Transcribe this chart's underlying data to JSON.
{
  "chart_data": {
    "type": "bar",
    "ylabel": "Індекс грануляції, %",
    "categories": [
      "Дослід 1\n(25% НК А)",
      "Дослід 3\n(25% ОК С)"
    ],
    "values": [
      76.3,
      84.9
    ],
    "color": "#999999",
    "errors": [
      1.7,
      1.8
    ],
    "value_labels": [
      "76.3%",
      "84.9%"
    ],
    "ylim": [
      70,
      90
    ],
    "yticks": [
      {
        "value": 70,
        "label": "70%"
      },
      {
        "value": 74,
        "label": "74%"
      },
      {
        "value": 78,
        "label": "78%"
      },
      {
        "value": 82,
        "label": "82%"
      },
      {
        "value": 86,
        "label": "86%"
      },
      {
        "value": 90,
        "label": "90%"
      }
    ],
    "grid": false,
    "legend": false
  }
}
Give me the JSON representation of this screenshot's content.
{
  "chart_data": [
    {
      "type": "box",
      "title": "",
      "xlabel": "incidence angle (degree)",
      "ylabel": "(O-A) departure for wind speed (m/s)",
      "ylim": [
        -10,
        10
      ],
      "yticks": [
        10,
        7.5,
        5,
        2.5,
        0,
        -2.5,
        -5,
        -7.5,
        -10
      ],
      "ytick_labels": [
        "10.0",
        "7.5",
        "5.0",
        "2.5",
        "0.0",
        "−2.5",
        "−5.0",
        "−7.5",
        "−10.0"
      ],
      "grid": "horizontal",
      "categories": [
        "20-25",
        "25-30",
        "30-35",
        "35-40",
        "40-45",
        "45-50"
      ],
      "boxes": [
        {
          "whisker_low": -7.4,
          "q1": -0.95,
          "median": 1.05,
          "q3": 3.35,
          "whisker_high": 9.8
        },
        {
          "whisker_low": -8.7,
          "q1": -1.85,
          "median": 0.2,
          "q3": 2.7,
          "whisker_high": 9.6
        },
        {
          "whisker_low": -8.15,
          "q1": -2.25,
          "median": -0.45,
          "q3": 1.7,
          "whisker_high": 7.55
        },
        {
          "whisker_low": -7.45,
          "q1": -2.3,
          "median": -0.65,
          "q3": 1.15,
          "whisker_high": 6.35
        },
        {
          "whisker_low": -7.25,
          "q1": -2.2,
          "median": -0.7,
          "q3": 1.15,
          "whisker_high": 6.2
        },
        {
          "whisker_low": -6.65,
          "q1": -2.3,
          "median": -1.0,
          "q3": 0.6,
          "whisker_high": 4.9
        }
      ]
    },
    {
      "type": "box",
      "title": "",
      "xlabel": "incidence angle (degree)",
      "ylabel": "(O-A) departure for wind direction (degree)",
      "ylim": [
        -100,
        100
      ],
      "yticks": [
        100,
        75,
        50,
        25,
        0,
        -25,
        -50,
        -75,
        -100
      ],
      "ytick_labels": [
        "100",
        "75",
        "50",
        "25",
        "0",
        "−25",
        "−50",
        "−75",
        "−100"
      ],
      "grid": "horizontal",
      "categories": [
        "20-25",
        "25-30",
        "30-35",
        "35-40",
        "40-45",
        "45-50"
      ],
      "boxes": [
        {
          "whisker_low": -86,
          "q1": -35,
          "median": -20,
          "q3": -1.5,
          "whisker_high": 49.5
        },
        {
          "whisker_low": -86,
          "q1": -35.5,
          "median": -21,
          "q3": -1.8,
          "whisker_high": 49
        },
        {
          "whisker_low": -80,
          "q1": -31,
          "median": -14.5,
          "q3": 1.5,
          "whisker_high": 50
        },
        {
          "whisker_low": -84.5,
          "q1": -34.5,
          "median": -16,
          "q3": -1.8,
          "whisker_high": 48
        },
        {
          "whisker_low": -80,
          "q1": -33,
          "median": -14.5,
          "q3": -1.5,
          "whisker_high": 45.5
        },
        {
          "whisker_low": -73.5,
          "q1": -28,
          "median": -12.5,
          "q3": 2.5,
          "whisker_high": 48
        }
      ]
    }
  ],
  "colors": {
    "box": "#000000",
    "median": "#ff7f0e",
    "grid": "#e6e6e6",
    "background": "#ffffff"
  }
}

### THE PROBLEM
Repeat the data verbatim.

### FINAL RESULT
Transcribe this chart's underlying data to JSON.
{
  "chart_data": {
    "type": "bar",
    "ylabel": "Індекс грануляції, %",
    "categories": [
      "Дослід 1\n(25% НК А)",
      "Дослід 3\n(25% ОК С)"
    ],
    "values": [
      76.3,
      84.9
    ],
    "color": "#999999",
    "errors": [
      1.7,
      1.8
    ],
    "value_labels": [
      "76.3%",
      "84.9%"
    ],
    "ylim": [
      70,
      90
    ],
    "yticks": [
      {
        "value": 70,
        "label": "70%"
      },
      {
        "value": 74,
        "label": "74%"
      },
      {
        "value": 78,
        "label": "78%"
      },
      {
        "value": 82,
        "label": "82%"
      },
      {
        "value": 86,
        "label": "86%"
      },
      {
        "value": 90,
        "label": "90%"
      }
    ],
    "grid": false,
    "legend": false
  }
}
Give me the JSON representation of this screenshot's content.
{
  "chart_data": [
    {
      "type": "box",
      "title": "",
      "xlabel": "incidence angle (degree)",
      "ylabel": "(O-A) departure for wind speed (m/s)",
      "ylim": [
        -10,
        10
      ],
      "yticks": [
        10,
        7.5,
        5,
        2.5,
        0,
        -2.5,
        -5,
        -7.5,
        -10
      ],
      "ytick_labels": [
        "10.0",
        "7.5",
        "5.0",
        "2.5",
        "0.0",
        "−2.5",
        "−5.0",
        "−7.5",
        "−10.0"
      ],
      "grid": "horizontal",
      "categories": [
        "20-25",
        "25-30",
        "30-35",
        "35-40",
        "40-45",
        "45-50"
      ],
      "boxes": [
        {
          "whisker_low": -7.4,
          "q1": -0.95,
          "median": 1.05,
          "q3": 3.35,
          "whisker_high": 9.8
        },
        {
          "whisker_low": -8.7,
          "q1": -1.85,
          "median": 0.2,
          "q3": 2.7,
          "whisker_high": 9.6
        },
        {
          "whisker_low": -8.15,
          "q1": -2.25,
          "median": -0.45,
          "q3": 1.7,
          "whisker_high": 7.55
        },
        {
          "whisker_low": -7.45,
          "q1": -2.3,
          "median": -0.65,
          "q3": 1.15,
          "whisker_high": 6.35
        },
        {
          "whisker_low": -7.25,
          "q1": -2.2,
          "median": -0.7,
          "q3": 1.15,
          "whisker_high": 6.2
        },
        {
          "whisker_low": -6.65,
          "q1": -2.3,
          "median": -1.0,
          "q3": 0.6,
          "whisker_high": 4.9
        }
      ]
    },
    {
      "type": "box",
      "title": "",
      "xlabel": "incidence angle (degree)",
      "ylabel": "(O-A) departure for wind direction (degree)",
      "ylim": [
        -100,
        100
      ],
      "yticks": [
        100,
        75,
        50,
        25,
        0,
        -25,
        -50,
        -75,
        -100
      ],
      "ytick_labels": [
        "100",
        "75",
        "50",
        "25",
        "0",
        "−25",
        "−50",
        "−75",
        "−100"
      ],
      "grid": "horizontal",
      "categories": [
        "20-25",
        "25-30",
        "30-35",
        "35-40",
        "40-45",
        "45-50"
      ],
      "boxes": [
        {
          "whisker_low": -86,
          "q1": -35,
          "median": -20,
          "q3": -1.5,
          "whisker_high": 49.5
        },
        {
          "whisker_low": -86,
          "q1": -35.5,
          "median": -21,
          "q3": -1.8,
          "whisker_high": 49
        },
        {
          "whisker_low": -80,
          "q1": -31,
          "median": -14.5,
          "q3": 1.5,
          "whisker_high": 50
        },
        {
          "whisker_low": -84.5,
          "q1": -34.5,
          "median": -16,
          "q3": -1.8,
          "whisker_high": 48
        },
        {
          "whisker_low": -80,
          "q1": -33,
          "median": -14.5,
          "q3": -1.5,
          "whisker_high": 45.5
        },
        {
          "whisker_low": -73.5,
          "q1": -28,
          "median": -12.5,
          "q3": 2.5,
          "whisker_high": 48
        }
      ]
    }
  ],
  "colors": {
    "box": "#000000",
    "median": "#ff7f0e",
    "grid": "#e6e6e6",
    "background": "#ffffff"
  }
}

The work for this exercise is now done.